# GIVEN INSTRUCTION
In the entries that follow, locate the line with "Give me a plain-text", then restate that line and all later lines exactly as they appear, leaving pictures out.
═══ DATA SUPPLIED ═══
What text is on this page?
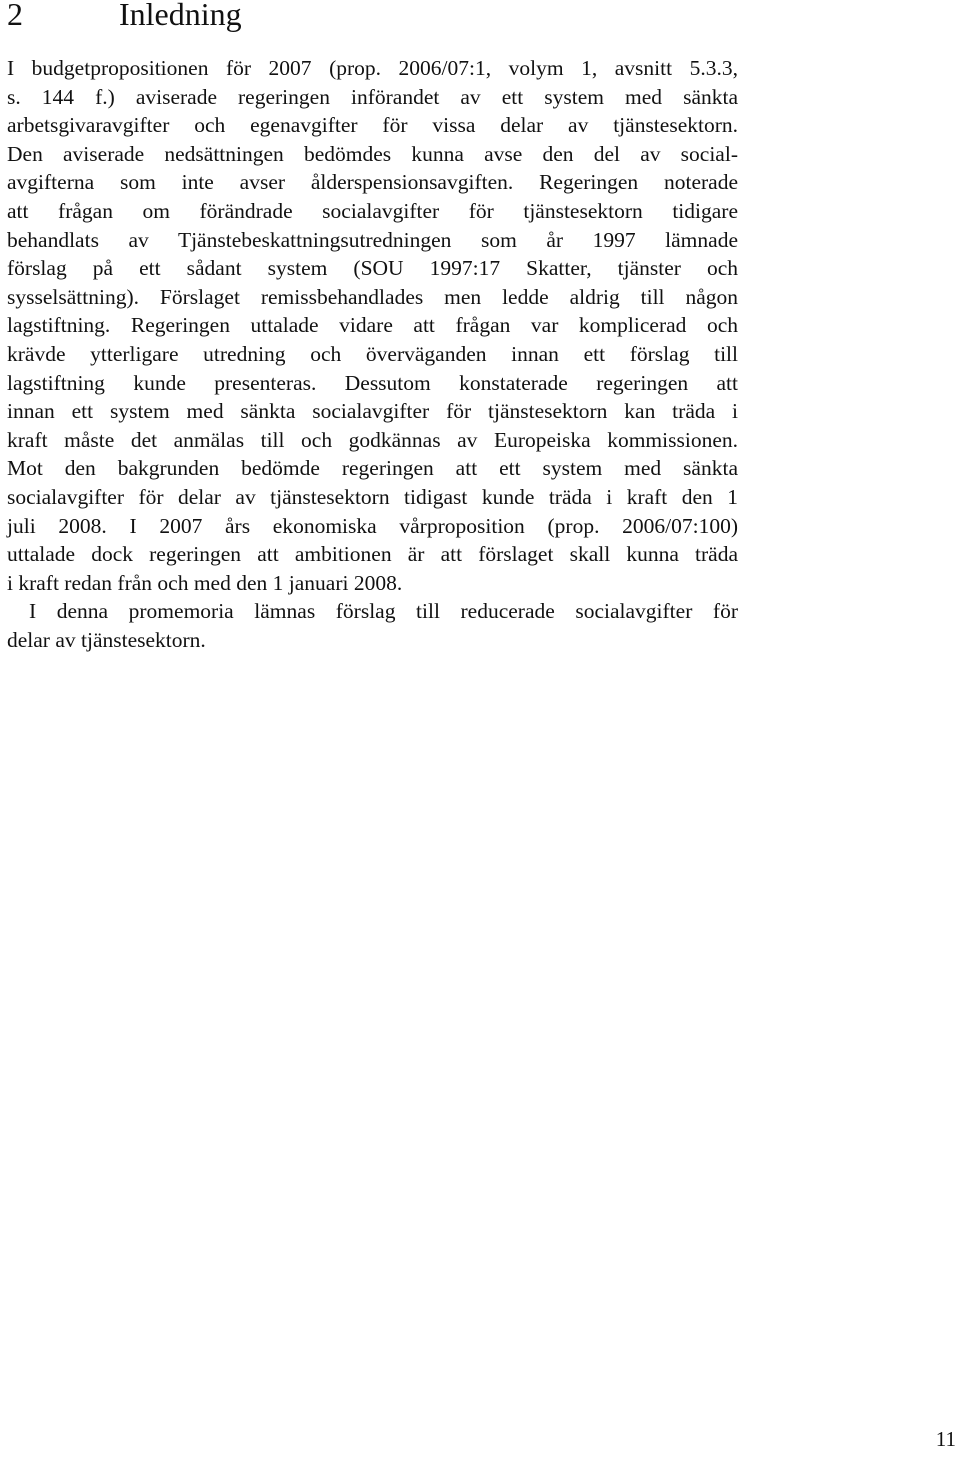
2	Inledning
I budgetpropositionen för 2007 (prop. 2006/07:1, volym 1, avsnitt 5.3.3,
s. 144 f.) aviserade regeringen införandet av ett system med sänkta
arbetsgivaravgifter och egenavgifter för vissa delar av tjänstesektorn.
Den aviserade nedsättningen bedömdes kunna avse den del av social-
avgifterna som inte avser ålderspensionsavgiften. Regeringen noterade
att frågan om förändrade socialavgifter för tjänstesektorn tidigare
behandlats av Tjänstebeskattningsutredningen som år 1997 lämnade
förslag på ett sådant system (SOU 1997:17 Skatter, tjänster och
sysselsättning). Förslaget remissbehandlades men ledde aldrig till någon
lagstiftning. Regeringen uttalade vidare att frågan var komplicerad och
krävde ytterligare utredning och överväganden innan ett förslag till
lagstiftning kunde presenteras. Dessutom konstaterade regeringen att
innan ett system med sänkta socialavgifter för tjänstesektorn kan träda i
kraft måste det anmälas till och godkännas av Europeiska kommissionen.
Mot den bakgrunden bedömde regeringen att ett system med sänkta
socialavgifter för delar av tjänstesektorn tidigast kunde träda i kraft den 1
juli 2008. I 2007 års ekonomiska vårproposition (prop. 2006/07:100)
uttalade dock regeringen att ambitionen är att förslaget skall kunna träda
i kraft redan från och med den 1 januari 2008.
I denna promemoria lämnas förslag till reducerade socialavgifter för
delar av tjänstesektorn.
11
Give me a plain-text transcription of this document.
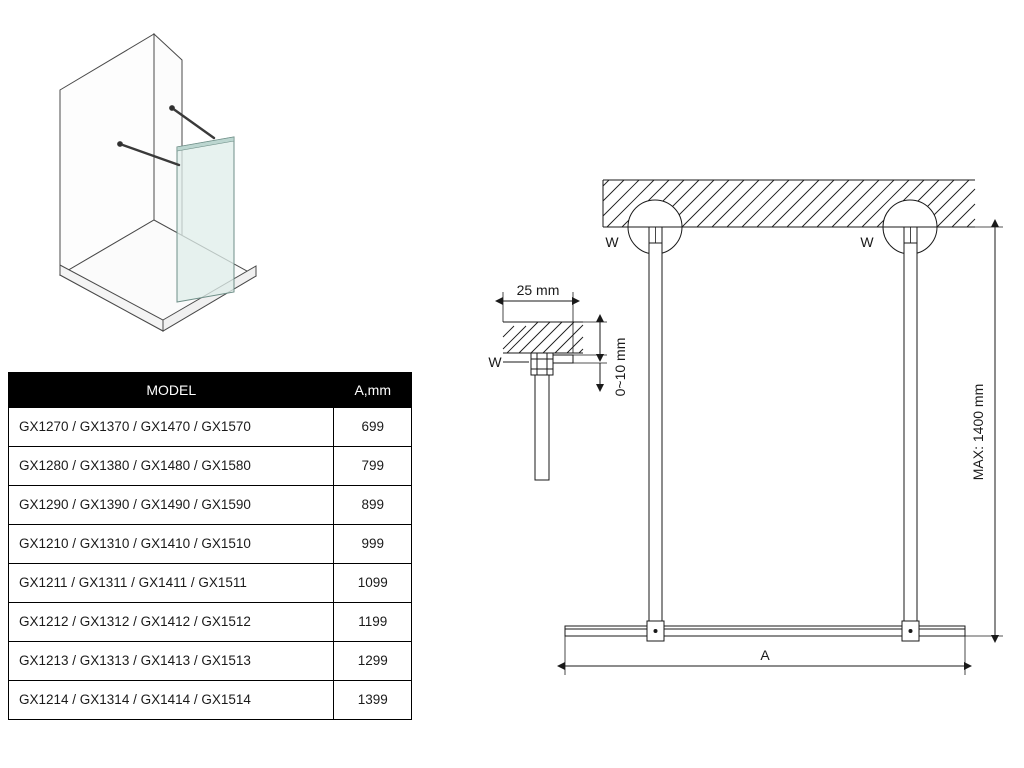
MODEL	A,mm
GX1270 / GX1370 / GX1470 / GX1570	699
GX1280 / GX1380 / GX1480 / GX1580	799
GX1290 / GX1390 / GX1490 / GX1590	899
GX1210 / GX1310 / GX1410 / GX1510	999
GX1211 / GX1311 / GX1411 / GX1511	1099
GX1212 / GX1312 / GX1412 / GX1512	1199
GX1213 / GX1313 / GX1413 / GX1513	1299
GX1214 / GX1314 / GX1414 / GX1514	1399
W
25 mm
0~10 mm
W	W
A
MAX: 1400 mm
═══
# CORRECT RESPONSE
Give me a plain-text transcription of this document.
MODEL	A,mm
GX1270 / GX1370 / GX1470 / GX1570	699
GX1280 / GX1380 / GX1480 / GX1580	799
GX1290 / GX1390 / GX1490 / GX1590	899
GX1210 / GX1310 / GX1410 / GX1510	999
GX1211 / GX1311 / GX1411 / GX1511	1099
GX1212 / GX1312 / GX1412 / GX1512	1199
GX1213 / GX1313 / GX1413 / GX1513	1299
GX1214 / GX1314 / GX1414 / GX1514	1399
W
25 mm
0~10 mm
W	W
A
MAX: 1400 mm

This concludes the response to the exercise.